Task details » Work out how many lines of the records hold the string "dans", and reply with that number alone.

───── Material

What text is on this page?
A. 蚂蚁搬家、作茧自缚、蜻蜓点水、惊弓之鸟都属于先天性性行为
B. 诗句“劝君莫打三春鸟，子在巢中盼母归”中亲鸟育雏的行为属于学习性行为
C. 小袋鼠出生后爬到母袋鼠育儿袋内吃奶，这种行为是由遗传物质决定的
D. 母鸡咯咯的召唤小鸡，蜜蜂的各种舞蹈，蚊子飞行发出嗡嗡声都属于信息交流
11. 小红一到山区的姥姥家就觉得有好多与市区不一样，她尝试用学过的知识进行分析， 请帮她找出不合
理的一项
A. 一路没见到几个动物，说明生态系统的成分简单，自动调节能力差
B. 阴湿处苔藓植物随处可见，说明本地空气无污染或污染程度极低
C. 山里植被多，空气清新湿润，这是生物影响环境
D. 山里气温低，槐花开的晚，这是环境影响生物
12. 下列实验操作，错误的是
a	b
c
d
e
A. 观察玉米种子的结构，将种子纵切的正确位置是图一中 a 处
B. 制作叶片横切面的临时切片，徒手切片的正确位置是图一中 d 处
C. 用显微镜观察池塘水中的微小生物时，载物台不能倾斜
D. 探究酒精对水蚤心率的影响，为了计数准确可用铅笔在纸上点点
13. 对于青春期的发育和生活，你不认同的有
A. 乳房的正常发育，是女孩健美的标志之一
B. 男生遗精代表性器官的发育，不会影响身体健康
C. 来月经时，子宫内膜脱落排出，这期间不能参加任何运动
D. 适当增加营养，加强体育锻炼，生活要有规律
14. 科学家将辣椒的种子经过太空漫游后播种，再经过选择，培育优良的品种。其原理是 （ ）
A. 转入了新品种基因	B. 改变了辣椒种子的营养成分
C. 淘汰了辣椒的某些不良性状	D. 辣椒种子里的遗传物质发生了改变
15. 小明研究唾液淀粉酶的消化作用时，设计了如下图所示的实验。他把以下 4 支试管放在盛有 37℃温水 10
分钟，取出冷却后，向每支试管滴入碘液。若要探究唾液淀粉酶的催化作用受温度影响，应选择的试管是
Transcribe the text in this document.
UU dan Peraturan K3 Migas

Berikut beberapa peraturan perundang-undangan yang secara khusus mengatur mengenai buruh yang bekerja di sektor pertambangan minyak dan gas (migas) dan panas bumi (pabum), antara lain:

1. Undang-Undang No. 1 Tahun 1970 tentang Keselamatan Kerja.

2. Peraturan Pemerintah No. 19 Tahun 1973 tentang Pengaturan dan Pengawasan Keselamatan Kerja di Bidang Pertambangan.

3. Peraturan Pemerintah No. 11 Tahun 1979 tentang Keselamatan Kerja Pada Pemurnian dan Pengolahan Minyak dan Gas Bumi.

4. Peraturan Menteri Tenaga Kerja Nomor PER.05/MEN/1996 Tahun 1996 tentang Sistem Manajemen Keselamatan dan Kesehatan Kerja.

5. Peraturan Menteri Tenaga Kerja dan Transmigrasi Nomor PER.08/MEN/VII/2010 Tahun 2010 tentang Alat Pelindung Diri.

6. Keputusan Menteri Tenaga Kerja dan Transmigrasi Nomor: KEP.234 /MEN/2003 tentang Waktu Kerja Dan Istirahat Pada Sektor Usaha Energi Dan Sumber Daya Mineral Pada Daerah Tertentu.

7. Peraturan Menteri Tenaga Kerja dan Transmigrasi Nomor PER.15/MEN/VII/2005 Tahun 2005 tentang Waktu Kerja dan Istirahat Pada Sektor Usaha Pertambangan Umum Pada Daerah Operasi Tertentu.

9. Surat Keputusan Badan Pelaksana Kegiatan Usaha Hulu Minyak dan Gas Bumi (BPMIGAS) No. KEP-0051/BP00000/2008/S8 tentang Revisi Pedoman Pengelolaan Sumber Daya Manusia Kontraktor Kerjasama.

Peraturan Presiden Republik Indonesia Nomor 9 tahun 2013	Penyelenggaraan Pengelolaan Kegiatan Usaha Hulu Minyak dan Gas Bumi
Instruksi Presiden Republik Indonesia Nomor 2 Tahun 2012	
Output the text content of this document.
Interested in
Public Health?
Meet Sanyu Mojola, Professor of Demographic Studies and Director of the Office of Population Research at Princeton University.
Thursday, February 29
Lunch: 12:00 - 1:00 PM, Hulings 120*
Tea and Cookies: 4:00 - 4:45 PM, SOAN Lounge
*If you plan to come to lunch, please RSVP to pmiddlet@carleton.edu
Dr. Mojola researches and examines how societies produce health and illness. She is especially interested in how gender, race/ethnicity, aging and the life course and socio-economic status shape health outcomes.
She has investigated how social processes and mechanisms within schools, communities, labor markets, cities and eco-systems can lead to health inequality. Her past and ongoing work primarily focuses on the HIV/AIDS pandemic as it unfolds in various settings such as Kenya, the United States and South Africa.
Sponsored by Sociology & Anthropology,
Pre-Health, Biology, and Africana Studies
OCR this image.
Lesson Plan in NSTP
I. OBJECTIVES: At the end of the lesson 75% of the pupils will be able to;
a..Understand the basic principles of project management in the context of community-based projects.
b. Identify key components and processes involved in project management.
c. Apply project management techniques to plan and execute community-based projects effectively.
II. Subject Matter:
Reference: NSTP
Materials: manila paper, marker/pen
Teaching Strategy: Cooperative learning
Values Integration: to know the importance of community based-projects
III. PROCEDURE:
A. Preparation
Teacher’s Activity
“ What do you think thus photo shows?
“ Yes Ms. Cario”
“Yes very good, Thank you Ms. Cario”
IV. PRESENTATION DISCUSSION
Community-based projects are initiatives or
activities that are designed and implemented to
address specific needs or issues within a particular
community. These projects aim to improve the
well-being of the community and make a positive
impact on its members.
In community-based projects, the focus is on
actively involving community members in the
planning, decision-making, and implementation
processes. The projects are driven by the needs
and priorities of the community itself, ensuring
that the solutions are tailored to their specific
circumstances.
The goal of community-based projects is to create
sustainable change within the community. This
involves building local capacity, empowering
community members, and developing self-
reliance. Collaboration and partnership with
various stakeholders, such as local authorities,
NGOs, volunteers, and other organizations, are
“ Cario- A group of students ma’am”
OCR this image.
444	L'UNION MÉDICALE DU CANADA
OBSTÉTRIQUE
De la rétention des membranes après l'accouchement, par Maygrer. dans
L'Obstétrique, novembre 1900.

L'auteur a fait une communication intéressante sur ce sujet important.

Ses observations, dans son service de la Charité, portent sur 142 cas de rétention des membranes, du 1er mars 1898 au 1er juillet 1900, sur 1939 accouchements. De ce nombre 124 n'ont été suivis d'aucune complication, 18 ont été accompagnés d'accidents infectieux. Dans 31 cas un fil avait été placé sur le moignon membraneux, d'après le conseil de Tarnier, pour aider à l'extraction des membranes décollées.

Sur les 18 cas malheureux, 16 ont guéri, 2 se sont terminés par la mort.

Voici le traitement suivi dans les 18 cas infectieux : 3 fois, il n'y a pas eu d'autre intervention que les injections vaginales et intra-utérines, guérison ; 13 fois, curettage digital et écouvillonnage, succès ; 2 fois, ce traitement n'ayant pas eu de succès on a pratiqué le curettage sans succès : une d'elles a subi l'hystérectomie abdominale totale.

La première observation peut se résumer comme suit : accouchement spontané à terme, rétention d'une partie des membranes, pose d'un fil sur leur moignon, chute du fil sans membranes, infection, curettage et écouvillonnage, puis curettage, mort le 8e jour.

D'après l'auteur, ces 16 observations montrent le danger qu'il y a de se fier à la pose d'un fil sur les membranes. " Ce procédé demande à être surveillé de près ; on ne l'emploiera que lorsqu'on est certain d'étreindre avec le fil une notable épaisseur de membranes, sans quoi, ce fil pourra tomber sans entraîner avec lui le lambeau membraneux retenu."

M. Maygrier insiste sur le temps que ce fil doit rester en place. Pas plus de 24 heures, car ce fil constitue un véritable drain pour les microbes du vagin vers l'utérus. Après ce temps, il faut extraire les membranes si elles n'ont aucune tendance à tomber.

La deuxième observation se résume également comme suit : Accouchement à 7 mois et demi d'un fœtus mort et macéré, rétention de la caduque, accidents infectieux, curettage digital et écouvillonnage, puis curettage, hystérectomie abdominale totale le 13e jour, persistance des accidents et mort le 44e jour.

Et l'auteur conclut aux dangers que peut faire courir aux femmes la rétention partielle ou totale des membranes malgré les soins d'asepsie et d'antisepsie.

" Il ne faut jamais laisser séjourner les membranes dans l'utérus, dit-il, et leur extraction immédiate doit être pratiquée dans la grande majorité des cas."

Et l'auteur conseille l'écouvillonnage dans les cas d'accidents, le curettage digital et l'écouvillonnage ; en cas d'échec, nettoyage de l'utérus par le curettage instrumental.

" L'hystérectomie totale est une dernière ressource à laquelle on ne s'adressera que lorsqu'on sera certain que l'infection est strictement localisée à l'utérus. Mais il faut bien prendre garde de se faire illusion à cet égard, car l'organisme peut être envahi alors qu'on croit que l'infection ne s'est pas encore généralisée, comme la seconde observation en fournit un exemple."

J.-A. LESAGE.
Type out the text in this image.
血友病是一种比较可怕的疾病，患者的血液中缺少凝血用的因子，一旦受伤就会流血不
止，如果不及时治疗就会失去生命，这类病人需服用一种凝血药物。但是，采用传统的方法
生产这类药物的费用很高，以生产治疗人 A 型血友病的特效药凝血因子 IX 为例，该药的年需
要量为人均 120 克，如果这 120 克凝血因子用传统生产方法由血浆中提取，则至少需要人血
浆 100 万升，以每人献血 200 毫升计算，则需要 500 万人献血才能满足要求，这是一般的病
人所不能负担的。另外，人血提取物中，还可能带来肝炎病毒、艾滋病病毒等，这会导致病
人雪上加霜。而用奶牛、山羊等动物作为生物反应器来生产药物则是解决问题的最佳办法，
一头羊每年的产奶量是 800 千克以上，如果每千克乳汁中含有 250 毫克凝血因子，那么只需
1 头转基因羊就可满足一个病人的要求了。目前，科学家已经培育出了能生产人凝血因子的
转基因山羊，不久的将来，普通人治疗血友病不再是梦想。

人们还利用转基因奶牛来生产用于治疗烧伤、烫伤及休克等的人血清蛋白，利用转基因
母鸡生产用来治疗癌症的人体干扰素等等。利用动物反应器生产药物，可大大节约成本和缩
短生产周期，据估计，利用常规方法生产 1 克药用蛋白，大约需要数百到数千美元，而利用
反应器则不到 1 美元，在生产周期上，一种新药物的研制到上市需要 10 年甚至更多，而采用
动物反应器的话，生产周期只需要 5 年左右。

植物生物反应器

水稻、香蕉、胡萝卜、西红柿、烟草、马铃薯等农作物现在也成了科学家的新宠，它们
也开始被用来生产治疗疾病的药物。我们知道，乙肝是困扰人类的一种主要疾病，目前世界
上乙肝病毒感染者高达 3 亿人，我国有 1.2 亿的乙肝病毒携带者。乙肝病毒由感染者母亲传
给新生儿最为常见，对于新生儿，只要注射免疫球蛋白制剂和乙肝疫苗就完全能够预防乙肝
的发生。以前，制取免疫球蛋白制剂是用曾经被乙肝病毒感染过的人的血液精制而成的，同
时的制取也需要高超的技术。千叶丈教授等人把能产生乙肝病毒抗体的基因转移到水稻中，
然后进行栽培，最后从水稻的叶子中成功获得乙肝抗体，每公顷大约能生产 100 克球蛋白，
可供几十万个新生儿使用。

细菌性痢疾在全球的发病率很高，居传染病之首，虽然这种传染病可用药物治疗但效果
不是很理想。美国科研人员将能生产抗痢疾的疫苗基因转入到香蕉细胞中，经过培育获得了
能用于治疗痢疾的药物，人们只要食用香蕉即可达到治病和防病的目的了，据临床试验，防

──────────

Response to the exercise » 5